WORK TO BE COMPLETED: Pull every line of the entries that has the word "setString".

★ ★ ★

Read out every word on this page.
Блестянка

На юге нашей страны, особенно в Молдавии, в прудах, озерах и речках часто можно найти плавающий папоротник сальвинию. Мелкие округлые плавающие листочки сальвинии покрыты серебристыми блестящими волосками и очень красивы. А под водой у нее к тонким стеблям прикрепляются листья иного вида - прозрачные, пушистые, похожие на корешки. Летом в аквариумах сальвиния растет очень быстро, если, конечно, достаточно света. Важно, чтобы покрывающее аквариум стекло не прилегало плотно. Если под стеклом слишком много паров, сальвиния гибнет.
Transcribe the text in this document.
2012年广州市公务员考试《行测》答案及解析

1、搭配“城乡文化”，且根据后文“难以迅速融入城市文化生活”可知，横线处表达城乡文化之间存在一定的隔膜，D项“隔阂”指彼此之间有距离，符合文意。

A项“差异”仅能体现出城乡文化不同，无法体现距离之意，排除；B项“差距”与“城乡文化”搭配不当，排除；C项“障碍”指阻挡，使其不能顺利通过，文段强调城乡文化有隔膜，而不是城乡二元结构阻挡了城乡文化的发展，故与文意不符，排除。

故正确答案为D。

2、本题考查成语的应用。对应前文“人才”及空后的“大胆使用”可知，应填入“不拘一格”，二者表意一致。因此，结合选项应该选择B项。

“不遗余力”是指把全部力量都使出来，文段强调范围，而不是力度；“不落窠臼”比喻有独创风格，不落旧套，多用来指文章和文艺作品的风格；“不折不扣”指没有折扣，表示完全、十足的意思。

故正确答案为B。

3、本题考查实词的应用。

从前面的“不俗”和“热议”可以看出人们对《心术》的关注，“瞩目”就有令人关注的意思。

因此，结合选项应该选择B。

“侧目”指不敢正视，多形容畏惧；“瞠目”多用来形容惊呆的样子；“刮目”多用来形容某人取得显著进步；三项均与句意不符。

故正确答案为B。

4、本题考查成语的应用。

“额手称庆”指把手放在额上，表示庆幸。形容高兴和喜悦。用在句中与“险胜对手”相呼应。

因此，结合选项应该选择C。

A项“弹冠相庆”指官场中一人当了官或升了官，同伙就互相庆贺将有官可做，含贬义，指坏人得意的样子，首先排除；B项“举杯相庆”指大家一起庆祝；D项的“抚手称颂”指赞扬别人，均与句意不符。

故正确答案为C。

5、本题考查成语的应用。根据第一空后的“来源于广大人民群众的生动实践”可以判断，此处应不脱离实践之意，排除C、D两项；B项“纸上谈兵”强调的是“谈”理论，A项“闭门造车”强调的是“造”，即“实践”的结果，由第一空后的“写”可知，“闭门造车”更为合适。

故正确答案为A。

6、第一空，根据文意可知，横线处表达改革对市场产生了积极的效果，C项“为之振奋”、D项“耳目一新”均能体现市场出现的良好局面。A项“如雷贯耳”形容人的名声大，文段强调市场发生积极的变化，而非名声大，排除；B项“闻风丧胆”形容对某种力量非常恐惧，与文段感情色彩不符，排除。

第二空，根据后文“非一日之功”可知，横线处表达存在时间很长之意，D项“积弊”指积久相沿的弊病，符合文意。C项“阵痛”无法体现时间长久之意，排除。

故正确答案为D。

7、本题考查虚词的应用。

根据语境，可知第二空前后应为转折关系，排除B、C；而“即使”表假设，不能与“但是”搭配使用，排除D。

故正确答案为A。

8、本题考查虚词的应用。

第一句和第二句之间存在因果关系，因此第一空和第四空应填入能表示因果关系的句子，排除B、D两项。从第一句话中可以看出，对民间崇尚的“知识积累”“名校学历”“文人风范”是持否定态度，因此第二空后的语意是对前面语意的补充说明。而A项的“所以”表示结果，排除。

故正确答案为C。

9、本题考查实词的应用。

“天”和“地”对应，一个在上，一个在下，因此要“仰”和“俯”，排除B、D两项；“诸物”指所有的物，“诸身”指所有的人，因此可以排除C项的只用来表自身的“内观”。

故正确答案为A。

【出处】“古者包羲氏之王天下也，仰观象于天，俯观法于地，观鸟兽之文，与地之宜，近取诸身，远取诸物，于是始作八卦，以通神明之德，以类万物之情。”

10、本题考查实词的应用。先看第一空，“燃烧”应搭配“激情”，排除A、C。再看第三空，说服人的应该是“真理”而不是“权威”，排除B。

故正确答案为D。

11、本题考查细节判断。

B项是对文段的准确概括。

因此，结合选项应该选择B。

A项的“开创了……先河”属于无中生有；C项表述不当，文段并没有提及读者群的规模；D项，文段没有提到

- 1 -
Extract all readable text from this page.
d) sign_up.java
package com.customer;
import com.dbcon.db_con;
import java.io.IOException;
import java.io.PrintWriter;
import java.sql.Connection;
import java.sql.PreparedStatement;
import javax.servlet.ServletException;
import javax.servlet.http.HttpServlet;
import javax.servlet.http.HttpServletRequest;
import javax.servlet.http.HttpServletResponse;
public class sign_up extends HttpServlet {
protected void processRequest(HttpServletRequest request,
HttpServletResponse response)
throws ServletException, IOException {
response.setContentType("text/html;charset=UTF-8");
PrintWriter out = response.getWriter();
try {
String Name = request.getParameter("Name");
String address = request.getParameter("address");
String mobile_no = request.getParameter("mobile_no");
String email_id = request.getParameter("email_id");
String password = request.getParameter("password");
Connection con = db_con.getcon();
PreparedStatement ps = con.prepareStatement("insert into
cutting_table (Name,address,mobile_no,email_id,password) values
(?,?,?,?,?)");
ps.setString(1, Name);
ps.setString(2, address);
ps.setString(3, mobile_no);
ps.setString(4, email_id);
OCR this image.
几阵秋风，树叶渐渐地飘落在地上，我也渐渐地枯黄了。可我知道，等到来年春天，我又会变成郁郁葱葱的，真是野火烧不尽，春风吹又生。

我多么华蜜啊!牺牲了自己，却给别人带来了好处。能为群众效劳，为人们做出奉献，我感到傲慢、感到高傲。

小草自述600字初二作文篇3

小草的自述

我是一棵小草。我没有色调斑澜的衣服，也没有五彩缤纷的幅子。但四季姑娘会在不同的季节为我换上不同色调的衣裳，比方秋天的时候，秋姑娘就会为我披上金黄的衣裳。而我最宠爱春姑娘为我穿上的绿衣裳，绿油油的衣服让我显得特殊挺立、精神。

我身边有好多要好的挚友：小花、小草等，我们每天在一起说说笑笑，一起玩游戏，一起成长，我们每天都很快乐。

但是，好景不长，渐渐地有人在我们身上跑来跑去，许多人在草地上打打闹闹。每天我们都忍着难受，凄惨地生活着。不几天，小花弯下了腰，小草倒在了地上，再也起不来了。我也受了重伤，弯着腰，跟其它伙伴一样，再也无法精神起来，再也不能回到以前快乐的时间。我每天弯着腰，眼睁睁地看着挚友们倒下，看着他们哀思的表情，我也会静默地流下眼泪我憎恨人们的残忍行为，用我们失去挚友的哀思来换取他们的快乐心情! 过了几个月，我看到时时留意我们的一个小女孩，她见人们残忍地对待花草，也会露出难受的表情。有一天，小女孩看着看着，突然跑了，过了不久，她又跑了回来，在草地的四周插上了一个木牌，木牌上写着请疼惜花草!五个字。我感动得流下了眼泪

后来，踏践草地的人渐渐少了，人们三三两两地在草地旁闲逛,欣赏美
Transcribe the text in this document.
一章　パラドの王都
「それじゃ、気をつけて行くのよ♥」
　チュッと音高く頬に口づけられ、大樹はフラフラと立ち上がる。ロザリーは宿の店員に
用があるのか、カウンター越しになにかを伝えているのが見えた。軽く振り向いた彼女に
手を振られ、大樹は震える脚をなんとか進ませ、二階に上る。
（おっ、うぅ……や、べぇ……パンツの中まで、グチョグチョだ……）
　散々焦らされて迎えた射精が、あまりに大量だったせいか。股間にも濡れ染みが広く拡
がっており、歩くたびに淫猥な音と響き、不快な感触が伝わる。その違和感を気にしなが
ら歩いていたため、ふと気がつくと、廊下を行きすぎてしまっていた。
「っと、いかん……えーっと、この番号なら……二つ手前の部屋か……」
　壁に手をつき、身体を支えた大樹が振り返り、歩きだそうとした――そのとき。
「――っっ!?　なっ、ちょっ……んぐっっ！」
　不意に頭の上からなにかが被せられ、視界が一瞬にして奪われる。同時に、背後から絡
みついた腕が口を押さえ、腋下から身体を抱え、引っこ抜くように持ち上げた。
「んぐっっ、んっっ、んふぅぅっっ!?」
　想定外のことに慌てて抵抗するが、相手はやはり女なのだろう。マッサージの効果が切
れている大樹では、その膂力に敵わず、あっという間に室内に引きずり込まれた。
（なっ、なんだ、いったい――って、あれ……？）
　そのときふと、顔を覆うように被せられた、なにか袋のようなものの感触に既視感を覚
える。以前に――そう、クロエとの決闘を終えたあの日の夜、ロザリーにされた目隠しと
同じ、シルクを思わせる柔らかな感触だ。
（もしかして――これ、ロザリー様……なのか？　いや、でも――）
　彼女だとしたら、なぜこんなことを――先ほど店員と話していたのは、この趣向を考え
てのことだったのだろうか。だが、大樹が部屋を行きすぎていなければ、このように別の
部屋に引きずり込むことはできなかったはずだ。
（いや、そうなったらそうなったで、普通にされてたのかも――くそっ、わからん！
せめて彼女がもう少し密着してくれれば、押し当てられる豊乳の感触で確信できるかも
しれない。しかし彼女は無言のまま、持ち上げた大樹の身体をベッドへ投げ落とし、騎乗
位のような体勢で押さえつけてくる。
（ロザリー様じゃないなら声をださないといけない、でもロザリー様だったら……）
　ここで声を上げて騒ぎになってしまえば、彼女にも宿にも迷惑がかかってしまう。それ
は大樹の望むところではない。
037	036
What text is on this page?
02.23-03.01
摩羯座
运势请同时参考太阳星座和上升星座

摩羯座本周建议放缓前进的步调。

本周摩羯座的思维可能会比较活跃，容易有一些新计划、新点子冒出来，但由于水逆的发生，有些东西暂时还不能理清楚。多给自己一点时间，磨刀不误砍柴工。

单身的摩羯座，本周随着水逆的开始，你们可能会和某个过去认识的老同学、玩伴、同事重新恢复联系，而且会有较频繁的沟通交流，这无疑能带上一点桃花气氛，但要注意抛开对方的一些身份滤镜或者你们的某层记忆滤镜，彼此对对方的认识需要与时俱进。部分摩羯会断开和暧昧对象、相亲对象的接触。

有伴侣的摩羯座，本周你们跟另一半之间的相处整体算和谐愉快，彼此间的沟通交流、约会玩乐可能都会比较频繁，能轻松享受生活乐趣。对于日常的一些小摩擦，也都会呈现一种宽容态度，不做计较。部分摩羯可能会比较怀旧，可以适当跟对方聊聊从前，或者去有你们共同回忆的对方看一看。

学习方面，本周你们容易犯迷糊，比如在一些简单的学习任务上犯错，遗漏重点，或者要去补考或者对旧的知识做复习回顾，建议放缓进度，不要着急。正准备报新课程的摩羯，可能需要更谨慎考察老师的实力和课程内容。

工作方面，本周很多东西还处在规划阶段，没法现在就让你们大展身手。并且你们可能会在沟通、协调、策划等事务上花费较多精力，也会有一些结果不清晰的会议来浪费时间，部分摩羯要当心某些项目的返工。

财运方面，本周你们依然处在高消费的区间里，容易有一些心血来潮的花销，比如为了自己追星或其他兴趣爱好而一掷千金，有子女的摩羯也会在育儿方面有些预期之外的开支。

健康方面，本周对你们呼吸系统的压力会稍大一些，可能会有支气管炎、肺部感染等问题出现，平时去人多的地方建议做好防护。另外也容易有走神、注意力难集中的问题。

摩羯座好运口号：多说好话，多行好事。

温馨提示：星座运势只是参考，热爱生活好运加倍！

★ ★ ★

ANSWER BELOW:
ps.setString(1, Name);
ps.setString(2, address);
ps.setString(3, mobile_no);
ps.setString(4, email_id);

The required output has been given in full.